Only the lines from the one containing "Output a JSON" through the end of the material are to be echoed, each exactly as it appears.

----

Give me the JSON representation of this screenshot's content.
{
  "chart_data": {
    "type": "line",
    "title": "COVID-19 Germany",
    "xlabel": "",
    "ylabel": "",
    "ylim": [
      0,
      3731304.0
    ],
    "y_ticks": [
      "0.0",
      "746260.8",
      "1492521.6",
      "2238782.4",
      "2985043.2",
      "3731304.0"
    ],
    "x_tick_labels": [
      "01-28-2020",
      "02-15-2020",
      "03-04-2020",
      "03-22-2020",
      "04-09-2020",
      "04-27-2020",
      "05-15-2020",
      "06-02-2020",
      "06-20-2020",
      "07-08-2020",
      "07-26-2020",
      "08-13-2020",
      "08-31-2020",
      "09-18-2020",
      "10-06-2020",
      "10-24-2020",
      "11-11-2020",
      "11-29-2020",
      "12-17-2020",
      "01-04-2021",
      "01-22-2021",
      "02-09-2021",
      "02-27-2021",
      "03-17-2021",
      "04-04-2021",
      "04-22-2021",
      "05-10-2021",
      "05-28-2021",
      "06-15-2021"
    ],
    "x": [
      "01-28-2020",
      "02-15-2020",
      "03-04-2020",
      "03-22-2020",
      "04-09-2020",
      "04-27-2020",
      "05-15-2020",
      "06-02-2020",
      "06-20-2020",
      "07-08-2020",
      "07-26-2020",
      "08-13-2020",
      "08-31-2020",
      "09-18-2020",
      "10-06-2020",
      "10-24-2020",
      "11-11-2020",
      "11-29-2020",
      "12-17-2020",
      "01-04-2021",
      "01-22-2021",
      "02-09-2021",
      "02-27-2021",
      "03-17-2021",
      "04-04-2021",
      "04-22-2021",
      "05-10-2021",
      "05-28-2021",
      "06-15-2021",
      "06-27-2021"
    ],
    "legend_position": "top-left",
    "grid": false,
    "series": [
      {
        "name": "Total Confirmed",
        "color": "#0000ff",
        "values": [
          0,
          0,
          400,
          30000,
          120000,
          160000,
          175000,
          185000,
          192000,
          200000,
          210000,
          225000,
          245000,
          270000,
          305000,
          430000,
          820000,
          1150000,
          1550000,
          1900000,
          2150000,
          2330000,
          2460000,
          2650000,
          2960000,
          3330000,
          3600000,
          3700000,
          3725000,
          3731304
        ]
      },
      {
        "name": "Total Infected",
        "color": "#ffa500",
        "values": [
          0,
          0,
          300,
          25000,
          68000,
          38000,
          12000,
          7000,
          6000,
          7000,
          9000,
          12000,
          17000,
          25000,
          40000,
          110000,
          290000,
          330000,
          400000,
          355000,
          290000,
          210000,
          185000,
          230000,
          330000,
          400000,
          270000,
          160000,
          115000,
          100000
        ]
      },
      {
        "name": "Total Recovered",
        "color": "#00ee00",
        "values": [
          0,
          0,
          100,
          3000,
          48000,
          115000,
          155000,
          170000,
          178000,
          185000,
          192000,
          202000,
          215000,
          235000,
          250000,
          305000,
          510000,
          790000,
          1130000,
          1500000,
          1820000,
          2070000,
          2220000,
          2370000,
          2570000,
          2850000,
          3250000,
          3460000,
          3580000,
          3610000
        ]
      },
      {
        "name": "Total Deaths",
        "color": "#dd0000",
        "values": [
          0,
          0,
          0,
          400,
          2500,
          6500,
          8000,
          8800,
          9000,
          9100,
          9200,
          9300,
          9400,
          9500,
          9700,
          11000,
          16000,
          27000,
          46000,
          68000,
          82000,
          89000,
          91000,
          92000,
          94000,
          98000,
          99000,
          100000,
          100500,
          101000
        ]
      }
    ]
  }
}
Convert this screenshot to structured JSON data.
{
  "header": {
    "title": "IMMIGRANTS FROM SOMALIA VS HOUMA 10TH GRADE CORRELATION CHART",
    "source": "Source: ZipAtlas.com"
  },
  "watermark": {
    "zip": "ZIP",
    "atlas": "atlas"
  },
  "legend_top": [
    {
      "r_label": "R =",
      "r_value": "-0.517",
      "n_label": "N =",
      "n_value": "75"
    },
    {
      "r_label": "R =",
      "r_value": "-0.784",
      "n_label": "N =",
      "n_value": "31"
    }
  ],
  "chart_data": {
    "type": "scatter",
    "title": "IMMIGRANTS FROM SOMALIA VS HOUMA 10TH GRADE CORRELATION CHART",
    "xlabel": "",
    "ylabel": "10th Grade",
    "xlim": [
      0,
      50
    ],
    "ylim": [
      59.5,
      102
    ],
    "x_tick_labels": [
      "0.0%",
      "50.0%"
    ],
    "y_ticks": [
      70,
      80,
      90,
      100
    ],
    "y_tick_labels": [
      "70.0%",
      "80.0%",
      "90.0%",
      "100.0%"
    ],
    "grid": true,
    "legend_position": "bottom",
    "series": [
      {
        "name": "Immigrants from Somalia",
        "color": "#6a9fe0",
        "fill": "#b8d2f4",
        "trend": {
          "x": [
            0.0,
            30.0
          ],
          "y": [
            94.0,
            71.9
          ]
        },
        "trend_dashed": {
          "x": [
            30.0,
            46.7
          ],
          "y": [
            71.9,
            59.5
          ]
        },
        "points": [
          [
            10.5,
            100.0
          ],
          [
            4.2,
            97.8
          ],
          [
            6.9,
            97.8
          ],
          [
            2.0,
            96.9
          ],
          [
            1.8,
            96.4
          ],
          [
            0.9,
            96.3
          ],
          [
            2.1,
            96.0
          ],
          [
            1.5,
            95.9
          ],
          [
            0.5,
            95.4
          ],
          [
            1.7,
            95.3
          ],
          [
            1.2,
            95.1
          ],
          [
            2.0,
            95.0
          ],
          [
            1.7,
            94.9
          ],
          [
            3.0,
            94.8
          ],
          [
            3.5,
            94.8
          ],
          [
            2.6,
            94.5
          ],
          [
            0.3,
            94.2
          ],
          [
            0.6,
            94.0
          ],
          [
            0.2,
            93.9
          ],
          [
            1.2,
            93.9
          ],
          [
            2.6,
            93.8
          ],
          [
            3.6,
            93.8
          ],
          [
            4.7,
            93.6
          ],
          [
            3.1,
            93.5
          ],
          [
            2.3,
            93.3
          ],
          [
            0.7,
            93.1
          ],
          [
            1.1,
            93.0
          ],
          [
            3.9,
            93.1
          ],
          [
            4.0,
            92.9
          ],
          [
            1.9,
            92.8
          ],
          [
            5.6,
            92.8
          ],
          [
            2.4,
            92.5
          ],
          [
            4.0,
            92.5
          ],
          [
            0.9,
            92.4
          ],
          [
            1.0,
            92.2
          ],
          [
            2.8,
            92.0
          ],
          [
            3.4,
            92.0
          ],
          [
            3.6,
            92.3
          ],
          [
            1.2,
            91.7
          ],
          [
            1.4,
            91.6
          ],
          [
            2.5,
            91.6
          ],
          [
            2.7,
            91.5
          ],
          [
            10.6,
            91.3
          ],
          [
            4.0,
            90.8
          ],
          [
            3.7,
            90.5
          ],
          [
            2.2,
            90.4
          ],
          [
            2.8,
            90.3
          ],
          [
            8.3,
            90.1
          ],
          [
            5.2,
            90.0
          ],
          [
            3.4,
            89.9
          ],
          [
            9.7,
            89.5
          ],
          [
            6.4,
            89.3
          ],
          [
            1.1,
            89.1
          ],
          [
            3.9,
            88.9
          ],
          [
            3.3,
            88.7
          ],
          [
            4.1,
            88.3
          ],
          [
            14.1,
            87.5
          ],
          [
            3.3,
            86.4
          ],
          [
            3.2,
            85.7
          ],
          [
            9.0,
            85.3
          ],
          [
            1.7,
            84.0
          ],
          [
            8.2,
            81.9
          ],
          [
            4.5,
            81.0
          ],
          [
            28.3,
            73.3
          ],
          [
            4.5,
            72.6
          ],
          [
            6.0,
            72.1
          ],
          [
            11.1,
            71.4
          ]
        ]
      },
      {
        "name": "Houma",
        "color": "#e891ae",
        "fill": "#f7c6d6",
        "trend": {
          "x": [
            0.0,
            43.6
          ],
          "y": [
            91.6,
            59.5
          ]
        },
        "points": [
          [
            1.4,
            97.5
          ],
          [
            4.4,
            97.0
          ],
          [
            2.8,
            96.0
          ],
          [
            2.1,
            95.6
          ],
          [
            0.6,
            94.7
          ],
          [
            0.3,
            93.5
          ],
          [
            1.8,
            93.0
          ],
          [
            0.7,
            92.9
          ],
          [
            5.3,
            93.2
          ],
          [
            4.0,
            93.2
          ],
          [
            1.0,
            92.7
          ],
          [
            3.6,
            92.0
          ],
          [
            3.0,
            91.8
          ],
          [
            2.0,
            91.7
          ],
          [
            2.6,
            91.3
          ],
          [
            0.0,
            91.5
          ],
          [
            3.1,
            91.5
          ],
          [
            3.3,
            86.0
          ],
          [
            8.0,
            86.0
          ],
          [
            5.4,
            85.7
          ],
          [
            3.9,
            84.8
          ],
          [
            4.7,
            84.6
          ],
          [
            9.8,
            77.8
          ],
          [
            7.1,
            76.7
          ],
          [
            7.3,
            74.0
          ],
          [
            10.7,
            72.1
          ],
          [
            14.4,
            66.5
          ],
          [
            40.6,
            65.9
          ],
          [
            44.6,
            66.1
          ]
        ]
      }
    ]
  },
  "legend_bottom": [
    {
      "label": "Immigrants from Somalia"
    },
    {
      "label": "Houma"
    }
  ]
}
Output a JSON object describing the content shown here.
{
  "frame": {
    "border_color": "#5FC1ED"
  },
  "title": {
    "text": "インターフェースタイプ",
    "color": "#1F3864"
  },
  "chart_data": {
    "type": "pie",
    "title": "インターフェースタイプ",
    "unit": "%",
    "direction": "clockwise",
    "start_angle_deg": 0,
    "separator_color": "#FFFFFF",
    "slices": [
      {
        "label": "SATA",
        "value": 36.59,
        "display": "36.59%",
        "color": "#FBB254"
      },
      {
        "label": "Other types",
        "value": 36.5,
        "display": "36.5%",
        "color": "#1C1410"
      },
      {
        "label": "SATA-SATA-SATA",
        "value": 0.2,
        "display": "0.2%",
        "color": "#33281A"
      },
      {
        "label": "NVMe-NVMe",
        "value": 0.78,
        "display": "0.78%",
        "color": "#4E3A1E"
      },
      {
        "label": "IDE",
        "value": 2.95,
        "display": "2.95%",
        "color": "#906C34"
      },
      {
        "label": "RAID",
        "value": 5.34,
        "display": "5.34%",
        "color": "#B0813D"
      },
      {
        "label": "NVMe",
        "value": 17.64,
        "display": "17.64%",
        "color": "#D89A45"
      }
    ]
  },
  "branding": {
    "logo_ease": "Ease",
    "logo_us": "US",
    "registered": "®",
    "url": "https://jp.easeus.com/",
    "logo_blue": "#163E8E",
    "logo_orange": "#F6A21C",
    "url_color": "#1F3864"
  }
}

----

● **OUTPUT OF THE EXERCISE**
Output a JSON object describing the content shown here.
{
  "frame": {
    "border_color": "#5FC1ED"
  },
  "title": {
    "text": "インターフェースタイプ",
    "color": "#1F3864"
  },
  "chart_data": {
    "type": "pie",
    "title": "インターフェースタイプ",
    "unit": "%",
    "direction": "clockwise",
    "start_angle_deg": 0,
    "separator_color": "#FFFFFF",
    "slices": [
      {
        "label": "SATA",
        "value": 36.59,
        "display": "36.59%",
        "color": "#FBB254"
      },
      {
        "label": "Other types",
        "value": 36.5,
        "display": "36.5%",
        "color": "#1C1410"
      },
      {
        "label": "SATA-SATA-SATA",
        "value": 0.2,
        "display": "0.2%",
        "color": "#33281A"
      },
      {
        "label": "NVMe-NVMe",
        "value": 0.78,
        "display": "0.78%",
        "color": "#4E3A1E"
      },
      {
        "label": "IDE",
        "value": 2.95,
        "display": "2.95%",
        "color": "#906C34"
      },
      {
        "label": "RAID",
        "value": 5.34,
        "display": "5.34%",
        "color": "#B0813D"
      },
      {
        "label": "NVMe",
        "value": 17.64,
        "display": "17.64%",
        "color": "#D89A45"
      }
    ]
  },
  "branding": {
    "logo_ease": "Ease",
    "logo_us": "US",
    "registered": "®",
    "url": "https://jp.easeus.com/",
    "logo_blue": "#163E8E",
    "logo_orange": "#F6A21C",
    "url_color": "#1F3864"
  }
}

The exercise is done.